◆ Estratto della fonte ◆
In Serbia sui media locali e nel dibattito pubblico il recente arresto di Darko Šarić è più un tema politico che una storia di criminalità. Le implicazioni politiche e le possibili conseguenze in questa analisi del nostro corrispondente
È stato arrestato il maggiore investitore straniero in Serbia: così sui social network, in tono scherzoso, è stato accompagnato l’arresto del “re della cocaina” balcanico, Darko Šarić, la scorsa settimana. La battuta, in realtà, descrive in modo adeguato la posizione che Šarić per anni si è costruito in tutta la regione. In sostanza, il suo “lavoro” principale era il contrabbando di grosse quantità di cocaina proveniente dal Sud America destinata ai ricchi mercati europei, mentre in Serbia e in Montenegro investiva il denaro, cercando di crearvi un impero affaristico e un rifugio sicuro.

◆ Righe dei dati ◆
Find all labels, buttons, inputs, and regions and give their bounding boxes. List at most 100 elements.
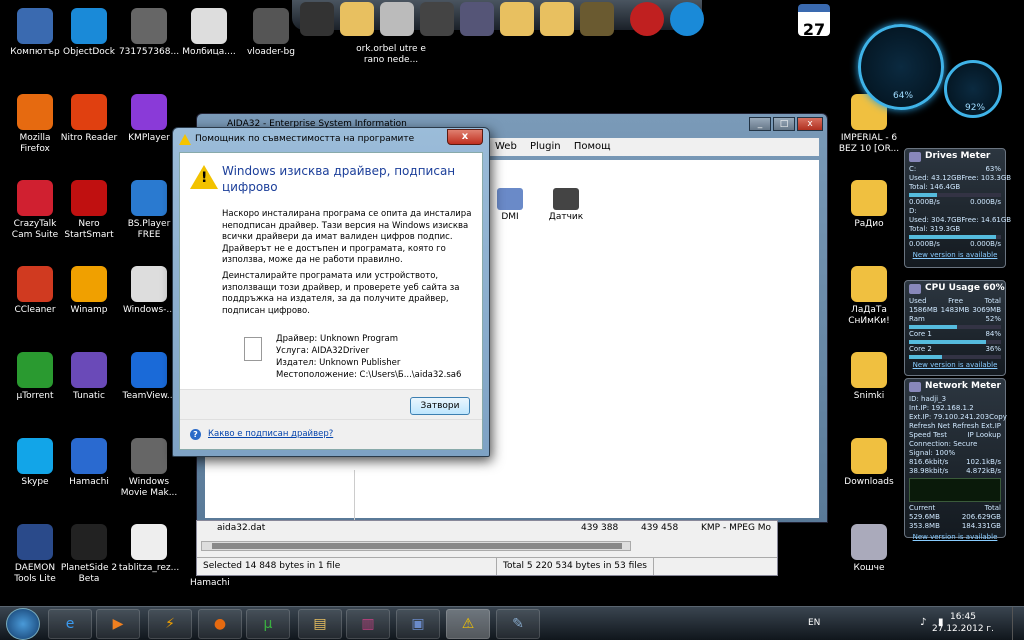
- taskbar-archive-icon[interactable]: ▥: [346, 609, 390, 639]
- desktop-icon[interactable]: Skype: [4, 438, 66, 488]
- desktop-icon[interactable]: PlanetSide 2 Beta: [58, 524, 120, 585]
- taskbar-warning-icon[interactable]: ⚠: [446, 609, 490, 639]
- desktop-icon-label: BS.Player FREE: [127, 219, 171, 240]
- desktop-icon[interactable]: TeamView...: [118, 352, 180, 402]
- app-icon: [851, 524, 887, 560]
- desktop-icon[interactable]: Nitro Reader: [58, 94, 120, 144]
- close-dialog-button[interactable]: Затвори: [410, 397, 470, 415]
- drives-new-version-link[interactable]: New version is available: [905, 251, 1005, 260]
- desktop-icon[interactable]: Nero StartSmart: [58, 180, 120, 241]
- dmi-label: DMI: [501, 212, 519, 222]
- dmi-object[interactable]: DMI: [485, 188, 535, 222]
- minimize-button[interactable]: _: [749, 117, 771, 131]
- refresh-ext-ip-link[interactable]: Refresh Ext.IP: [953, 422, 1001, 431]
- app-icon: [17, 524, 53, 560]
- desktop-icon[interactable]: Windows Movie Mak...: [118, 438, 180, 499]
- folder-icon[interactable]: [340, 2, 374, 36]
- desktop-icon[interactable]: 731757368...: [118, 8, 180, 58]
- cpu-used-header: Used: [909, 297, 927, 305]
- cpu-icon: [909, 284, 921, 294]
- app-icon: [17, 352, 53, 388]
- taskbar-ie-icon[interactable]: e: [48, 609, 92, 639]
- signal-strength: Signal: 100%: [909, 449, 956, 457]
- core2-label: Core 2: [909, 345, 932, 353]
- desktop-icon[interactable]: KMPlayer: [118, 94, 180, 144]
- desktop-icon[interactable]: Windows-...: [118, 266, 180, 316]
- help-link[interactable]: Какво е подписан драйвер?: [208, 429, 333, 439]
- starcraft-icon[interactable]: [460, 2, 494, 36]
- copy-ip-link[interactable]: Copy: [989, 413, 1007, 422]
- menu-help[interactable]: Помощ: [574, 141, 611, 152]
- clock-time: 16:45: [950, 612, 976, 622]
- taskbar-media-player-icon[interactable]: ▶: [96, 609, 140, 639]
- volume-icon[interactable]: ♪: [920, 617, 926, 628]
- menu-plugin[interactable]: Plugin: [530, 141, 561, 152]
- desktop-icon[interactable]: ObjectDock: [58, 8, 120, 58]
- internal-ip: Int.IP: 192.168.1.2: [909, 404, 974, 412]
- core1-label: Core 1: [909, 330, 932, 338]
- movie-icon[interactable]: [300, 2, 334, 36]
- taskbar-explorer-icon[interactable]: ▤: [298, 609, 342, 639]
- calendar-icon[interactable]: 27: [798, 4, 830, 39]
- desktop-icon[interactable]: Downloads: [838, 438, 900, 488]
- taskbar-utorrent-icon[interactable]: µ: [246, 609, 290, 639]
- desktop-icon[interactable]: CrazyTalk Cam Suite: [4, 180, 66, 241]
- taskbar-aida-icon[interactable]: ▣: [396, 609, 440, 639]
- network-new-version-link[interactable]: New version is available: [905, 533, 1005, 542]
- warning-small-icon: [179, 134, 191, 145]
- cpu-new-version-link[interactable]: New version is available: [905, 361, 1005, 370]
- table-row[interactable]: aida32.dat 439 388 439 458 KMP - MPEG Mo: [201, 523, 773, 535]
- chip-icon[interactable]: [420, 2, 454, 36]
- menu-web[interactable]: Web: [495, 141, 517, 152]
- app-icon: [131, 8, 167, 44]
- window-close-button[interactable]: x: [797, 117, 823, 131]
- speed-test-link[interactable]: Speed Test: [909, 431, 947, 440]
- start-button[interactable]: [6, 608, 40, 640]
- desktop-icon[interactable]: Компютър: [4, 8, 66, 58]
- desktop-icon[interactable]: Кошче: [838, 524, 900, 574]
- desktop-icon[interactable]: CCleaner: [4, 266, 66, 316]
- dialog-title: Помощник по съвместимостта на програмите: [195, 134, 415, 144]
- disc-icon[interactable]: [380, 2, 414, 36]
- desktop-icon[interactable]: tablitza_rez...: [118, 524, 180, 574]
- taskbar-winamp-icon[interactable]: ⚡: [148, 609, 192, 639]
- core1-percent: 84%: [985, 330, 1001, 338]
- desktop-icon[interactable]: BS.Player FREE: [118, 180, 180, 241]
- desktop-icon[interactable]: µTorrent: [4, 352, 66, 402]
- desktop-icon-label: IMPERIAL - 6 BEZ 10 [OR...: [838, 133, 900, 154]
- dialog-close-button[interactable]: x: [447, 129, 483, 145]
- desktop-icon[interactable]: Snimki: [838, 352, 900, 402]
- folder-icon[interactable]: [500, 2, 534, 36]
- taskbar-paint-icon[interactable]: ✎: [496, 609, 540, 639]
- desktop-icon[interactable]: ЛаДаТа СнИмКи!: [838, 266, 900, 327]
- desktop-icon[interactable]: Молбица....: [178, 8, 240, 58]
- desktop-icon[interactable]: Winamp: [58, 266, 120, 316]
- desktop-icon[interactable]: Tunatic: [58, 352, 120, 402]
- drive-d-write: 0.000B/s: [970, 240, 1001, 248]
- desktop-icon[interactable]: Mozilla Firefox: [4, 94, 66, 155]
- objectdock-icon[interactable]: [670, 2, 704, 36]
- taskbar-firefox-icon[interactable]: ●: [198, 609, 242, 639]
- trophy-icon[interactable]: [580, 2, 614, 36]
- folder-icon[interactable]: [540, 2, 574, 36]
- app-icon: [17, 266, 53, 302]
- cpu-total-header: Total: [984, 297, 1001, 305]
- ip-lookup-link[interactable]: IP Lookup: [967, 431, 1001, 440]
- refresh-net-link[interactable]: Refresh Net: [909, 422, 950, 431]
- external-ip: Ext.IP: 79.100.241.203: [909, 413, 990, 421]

◆ Consegna ◆
Stampa, senza cambiare nulla, il brano dell'articolo sull'arresto di Darko Šarić che si apre con le parole "In Serbia sui" e si chiude con "un rifugio sicuro.".

◆ Risultato dell'esercizio ◆
In Serbia sui media locali e nel dibattito pubblico il recente arresto di Darko Šarić è più un tema politico che una storia di criminalità. Le implicazioni politiche e le possibili conseguenze in questa analisi del nostro corrispondente
È stato arrestato il maggiore investitore straniero in Serbia: così sui social network, in tono scherzoso, è stato accompagnato l’arresto del “re della cocaina” balcanico, Darko Šarić, la scorsa settimana. La battuta, in realtà, descrive in modo adeguato la posizione che Šarić per anni si è costruito in tutta la regione. In sostanza, il suo “lavoro” principale era il contrabbando di grosse quantità di cocaina proveniente dal Sud America destinata ai ricchi mercati europei, mentre in Serbia e in Montenegro investiva il denaro, cercando di crearvi un impero affaristico e un rifugio sicuro.